§ **What the task requires**:
Among the records below, find each line that includes the string "субсидий" and copy it.

§ **Collection entries**:

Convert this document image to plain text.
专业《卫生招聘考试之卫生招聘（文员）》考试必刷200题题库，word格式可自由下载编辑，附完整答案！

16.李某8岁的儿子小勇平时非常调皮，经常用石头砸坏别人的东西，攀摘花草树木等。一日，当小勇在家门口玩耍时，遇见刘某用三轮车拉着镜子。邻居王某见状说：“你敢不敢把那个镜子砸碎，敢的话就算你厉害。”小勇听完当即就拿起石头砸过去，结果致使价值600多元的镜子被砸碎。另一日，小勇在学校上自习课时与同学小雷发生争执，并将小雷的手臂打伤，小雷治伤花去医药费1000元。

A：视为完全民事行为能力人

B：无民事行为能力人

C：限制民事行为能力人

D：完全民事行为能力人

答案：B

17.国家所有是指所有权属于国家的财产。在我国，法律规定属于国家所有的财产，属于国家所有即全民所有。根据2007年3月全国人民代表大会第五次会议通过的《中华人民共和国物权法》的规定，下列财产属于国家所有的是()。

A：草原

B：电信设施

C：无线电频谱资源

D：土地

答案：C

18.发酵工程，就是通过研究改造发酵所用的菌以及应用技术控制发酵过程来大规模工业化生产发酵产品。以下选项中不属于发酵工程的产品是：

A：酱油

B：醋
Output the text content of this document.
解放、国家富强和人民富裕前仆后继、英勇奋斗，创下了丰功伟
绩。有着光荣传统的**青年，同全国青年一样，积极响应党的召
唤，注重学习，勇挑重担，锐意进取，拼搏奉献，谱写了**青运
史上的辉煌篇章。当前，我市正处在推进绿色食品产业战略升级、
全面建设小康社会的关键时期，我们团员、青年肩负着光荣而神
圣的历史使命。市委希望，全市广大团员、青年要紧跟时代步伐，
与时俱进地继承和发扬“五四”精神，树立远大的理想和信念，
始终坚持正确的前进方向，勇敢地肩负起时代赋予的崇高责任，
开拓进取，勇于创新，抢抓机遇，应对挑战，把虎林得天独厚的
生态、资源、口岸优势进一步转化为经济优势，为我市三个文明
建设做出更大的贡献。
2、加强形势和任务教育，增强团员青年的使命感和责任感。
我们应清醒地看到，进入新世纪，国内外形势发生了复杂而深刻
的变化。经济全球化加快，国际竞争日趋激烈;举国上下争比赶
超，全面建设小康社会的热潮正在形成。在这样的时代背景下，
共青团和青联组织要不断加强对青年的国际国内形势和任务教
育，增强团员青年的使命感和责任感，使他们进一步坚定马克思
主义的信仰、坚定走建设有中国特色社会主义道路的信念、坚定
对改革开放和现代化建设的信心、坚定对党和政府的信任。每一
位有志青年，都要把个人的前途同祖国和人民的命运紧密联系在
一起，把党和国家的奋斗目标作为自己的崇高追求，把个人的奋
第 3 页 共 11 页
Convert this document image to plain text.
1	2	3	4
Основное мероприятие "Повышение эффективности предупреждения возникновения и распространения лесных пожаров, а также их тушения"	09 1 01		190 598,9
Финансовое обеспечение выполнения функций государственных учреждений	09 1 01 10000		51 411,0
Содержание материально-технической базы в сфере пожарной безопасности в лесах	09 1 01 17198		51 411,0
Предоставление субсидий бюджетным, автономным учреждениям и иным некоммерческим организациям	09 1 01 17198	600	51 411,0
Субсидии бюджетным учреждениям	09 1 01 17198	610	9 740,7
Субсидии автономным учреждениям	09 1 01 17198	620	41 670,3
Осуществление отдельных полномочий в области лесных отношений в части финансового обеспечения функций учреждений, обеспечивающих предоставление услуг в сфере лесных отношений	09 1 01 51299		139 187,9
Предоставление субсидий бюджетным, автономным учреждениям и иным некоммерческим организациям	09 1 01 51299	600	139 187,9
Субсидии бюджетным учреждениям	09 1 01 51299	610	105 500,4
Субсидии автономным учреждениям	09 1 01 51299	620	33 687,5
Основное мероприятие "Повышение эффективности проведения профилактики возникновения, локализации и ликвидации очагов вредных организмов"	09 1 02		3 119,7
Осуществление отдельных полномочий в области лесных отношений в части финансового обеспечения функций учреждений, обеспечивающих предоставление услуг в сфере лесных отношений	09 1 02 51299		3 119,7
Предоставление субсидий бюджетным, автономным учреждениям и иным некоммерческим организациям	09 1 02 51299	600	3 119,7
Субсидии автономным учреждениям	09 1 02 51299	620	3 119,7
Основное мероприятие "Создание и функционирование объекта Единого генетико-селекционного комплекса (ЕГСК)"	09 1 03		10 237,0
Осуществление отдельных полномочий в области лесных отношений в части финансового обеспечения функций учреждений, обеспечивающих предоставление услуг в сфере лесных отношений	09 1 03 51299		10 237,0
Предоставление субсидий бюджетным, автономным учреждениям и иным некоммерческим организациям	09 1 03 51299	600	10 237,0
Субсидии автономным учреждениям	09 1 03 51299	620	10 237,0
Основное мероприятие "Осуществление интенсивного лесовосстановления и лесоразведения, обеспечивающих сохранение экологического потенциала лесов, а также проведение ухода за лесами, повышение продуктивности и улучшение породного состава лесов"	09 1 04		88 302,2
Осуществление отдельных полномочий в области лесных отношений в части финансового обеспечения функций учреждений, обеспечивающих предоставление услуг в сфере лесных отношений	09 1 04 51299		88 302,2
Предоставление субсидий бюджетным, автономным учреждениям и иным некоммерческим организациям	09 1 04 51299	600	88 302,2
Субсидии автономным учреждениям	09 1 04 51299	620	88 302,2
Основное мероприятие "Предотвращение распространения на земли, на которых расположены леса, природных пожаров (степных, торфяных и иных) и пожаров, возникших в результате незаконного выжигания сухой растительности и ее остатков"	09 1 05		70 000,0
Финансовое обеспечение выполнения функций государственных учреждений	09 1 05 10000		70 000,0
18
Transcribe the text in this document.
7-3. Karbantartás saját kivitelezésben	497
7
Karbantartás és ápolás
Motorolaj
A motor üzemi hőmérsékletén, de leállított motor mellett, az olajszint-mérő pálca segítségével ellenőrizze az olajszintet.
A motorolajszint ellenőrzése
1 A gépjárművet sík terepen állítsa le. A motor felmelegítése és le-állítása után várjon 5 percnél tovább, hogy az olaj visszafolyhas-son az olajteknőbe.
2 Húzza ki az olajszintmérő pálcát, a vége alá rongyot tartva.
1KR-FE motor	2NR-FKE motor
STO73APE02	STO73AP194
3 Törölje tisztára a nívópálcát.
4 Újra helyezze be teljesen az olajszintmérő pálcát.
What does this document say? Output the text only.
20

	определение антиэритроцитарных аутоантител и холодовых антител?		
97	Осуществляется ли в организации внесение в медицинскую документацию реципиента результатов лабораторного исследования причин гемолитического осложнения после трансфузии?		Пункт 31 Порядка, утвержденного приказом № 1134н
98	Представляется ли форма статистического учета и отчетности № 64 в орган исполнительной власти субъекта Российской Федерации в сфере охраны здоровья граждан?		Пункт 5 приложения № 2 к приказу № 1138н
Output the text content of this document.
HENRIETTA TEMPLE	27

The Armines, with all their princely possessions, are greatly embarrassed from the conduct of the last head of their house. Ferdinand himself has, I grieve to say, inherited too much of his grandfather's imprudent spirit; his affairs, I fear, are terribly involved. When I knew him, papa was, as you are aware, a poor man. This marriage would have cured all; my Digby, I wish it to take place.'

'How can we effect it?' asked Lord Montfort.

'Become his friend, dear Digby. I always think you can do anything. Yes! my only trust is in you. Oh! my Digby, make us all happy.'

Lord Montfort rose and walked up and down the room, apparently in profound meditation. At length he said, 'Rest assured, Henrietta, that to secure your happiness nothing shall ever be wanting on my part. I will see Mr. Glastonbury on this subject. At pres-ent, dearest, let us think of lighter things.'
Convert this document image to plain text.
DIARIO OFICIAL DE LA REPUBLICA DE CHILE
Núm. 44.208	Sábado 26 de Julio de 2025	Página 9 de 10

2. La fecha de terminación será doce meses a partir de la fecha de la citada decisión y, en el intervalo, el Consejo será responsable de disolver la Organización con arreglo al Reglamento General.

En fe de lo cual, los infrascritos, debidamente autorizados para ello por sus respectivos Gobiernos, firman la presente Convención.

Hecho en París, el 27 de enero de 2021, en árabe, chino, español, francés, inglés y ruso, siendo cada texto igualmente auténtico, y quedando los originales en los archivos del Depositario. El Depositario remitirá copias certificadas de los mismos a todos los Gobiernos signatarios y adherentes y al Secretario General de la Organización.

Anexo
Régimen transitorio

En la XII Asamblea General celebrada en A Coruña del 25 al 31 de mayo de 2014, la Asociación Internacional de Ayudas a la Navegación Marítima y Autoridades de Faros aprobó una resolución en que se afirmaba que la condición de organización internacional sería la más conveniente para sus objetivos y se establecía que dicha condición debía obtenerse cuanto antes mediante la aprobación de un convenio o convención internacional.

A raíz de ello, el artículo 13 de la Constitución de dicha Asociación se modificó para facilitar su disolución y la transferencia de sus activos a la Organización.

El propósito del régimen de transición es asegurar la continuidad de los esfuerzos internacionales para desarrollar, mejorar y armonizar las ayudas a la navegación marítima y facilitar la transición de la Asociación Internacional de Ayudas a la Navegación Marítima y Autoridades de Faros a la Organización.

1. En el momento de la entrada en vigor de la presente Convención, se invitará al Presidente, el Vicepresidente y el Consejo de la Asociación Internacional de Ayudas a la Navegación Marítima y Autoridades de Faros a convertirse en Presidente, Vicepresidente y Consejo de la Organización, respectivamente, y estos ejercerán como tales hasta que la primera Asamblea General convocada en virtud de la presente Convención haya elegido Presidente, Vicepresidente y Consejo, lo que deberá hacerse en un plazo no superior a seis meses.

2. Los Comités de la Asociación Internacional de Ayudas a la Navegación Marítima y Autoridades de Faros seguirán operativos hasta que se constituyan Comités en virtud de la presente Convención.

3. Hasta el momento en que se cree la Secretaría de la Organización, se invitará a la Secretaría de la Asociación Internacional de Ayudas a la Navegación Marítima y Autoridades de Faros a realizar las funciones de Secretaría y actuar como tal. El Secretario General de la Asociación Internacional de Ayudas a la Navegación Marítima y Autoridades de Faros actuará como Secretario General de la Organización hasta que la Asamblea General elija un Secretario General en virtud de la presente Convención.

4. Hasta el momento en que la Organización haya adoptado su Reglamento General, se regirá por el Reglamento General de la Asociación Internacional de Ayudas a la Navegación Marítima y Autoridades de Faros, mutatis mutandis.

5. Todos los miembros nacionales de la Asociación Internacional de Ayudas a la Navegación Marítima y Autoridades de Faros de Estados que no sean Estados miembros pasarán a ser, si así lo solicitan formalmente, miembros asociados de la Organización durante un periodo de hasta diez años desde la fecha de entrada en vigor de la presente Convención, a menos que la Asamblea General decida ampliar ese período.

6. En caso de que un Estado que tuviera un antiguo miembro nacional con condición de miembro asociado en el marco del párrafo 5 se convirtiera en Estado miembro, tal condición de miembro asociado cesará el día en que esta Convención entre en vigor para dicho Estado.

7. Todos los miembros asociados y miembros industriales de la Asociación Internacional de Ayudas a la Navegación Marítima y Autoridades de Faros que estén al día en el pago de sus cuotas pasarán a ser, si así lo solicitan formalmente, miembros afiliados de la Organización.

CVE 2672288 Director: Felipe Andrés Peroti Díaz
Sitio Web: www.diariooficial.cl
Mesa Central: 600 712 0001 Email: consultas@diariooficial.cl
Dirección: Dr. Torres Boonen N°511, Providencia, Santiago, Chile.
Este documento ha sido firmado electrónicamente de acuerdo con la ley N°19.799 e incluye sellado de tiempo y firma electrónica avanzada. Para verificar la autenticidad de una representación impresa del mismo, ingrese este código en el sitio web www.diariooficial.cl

§ **Solution**:
Предоставление субсидий бюджетным, автономным учреждениям и иным некоммерческим организациям	09 1 01 17198	600	51 411,0
Предоставление субсидий бюджетным, автономным учреждениям и иным некоммерческим организациям	09 1 01 51299	600	139 187,9
Предоставление субсидий бюджетным, автономным учреждениям и иным некоммерческим организациям	09 1 02 51299	600	3 119,7
Предоставление субсидий бюджетным, автономным учреждениям и иным некоммерческим организациям	09 1 03 51299	600	10 237,0
Предоставление субсидий бюджетным, автономным учреждениям и иным некоммерческим организациям	09 1 04 51299	600	88 302,2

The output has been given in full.